● Exercise aim
Go through the records and give each one again exactly.

Chart and figure data
━━━━━━━━━━━━━━━━

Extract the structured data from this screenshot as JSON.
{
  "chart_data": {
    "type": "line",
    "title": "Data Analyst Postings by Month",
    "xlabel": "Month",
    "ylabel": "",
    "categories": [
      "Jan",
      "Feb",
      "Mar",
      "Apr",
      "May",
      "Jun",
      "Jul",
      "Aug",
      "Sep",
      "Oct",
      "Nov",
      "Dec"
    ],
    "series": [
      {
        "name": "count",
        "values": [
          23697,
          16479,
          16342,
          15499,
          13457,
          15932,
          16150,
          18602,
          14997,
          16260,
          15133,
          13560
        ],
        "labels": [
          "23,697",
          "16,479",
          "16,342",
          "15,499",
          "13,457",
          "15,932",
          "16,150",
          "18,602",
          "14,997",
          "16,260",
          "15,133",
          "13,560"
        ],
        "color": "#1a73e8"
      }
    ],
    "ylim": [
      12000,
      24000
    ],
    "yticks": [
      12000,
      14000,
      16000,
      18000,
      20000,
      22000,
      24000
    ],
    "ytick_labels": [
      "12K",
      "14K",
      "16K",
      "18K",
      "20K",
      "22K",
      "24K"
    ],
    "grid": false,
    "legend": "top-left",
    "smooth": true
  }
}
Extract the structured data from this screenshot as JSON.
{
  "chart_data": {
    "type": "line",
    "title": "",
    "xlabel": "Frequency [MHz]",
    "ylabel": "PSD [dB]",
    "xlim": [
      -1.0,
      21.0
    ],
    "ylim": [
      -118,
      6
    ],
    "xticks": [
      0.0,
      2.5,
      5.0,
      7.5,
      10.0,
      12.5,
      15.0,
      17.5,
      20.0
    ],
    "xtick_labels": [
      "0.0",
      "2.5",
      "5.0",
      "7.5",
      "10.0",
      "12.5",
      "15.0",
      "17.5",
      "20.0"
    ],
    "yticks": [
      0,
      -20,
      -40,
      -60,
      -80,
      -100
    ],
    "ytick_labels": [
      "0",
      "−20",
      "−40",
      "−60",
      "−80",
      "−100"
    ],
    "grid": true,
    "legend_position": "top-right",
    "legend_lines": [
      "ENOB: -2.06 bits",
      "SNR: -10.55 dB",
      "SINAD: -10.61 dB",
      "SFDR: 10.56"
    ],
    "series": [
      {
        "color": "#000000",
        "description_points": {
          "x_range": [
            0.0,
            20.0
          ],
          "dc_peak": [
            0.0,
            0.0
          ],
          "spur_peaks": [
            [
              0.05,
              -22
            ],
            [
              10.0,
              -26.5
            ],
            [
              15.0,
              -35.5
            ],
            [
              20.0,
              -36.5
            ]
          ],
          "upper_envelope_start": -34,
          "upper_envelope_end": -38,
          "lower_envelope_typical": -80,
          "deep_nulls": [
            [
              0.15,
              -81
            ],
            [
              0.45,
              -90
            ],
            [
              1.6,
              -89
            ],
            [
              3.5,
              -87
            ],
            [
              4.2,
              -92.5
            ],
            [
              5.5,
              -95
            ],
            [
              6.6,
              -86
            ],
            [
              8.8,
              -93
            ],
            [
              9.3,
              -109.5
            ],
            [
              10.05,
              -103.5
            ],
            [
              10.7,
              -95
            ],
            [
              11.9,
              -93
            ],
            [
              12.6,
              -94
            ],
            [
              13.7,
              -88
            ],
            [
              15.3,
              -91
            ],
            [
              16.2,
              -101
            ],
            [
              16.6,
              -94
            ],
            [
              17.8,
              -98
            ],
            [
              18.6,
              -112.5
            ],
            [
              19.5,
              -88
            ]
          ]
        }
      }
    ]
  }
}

━━━━━━━━━━━━━━━━

● Finished answer
Extract the structured data from this screenshot as JSON.
{
  "chart_data": {
    "type": "line",
    "title": "Data Analyst Postings by Month",
    "xlabel": "Month",
    "ylabel": "",
    "categories": [
      "Jan",
      "Feb",
      "Mar",
      "Apr",
      "May",
      "Jun",
      "Jul",
      "Aug",
      "Sep",
      "Oct",
      "Nov",
      "Dec"
    ],
    "series": [
      {
        "name": "count",
        "values": [
          23697,
          16479,
          16342,
          15499,
          13457,
          15932,
          16150,
          18602,
          14997,
          16260,
          15133,
          13560
        ],
        "labels": [
          "23,697",
          "16,479",
          "16,342",
          "15,499",
          "13,457",
          "15,932",
          "16,150",
          "18,602",
          "14,997",
          "16,260",
          "15,133",
          "13,560"
        ],
        "color": "#1a73e8"
      }
    ],
    "ylim": [
      12000,
      24000
    ],
    "yticks": [
      12000,
      14000,
      16000,
      18000,
      20000,
      22000,
      24000
    ],
    "ytick_labels": [
      "12K",
      "14K",
      "16K",
      "18K",
      "20K",
      "22K",
      "24K"
    ],
    "grid": false,
    "legend": "top-left",
    "smooth": true
  }
}
Extract the structured data from this screenshot as JSON.
{
  "chart_data": {
    "type": "line",
    "title": "",
    "xlabel": "Frequency [MHz]",
    "ylabel": "PSD [dB]",
    "xlim": [
      -1.0,
      21.0
    ],
    "ylim": [
      -118,
      6
    ],
    "xticks": [
      0.0,
      2.5,
      5.0,
      7.5,
      10.0,
      12.5,
      15.0,
      17.5,
      20.0
    ],
    "xtick_labels": [
      "0.0",
      "2.5",
      "5.0",
      "7.5",
      "10.0",
      "12.5",
      "15.0",
      "17.5",
      "20.0"
    ],
    "yticks": [
      0,
      -20,
      -40,
      -60,
      -80,
      -100
    ],
    "ytick_labels": [
      "0",
      "−20",
      "−40",
      "−60",
      "−80",
      "−100"
    ],
    "grid": true,
    "legend_position": "top-right",
    "legend_lines": [
      "ENOB: -2.06 bits",
      "SNR: -10.55 dB",
      "SINAD: -10.61 dB",
      "SFDR: 10.56"
    ],
    "series": [
      {
        "color": "#000000",
        "description_points": {
          "x_range": [
            0.0,
            20.0
          ],
          "dc_peak": [
            0.0,
            0.0
          ],
          "spur_peaks": [
            [
              0.05,
              -22
            ],
            [
              10.0,
              -26.5
            ],
            [
              15.0,
              -35.5
            ],
            [
              20.0,
              -36.5
            ]
          ],
          "upper_envelope_start": -34,
          "upper_envelope_end": -38,
          "lower_envelope_typical": -80,
          "deep_nulls": [
            [
              0.15,
              -81
            ],
            [
              0.45,
              -90
            ],
            [
              1.6,
              -89
            ],
            [
              3.5,
              -87
            ],
            [
              4.2,
              -92.5
            ],
            [
              5.5,
              -95
            ],
            [
              6.6,
              -86
            ],
            [
              8.8,
              -93
            ],
            [
              9.3,
              -109.5
            ],
            [
              10.05,
              -103.5
            ],
            [
              10.7,
              -95
            ],
            [
              11.9,
              -93
            ],
            [
              12.6,
              -94
            ],
            [
              13.7,
              -88
            ],
            [
              15.3,
              -91
            ],
            [
              16.2,
              -101
            ],
            [
              16.6,
              -94
            ],
            [
              17.8,
              -98
            ],
            [
              18.6,
              -112.5
            ],
            [
              19.5,
              -88
            ]
          ]
        }
      }
    ]
  }
}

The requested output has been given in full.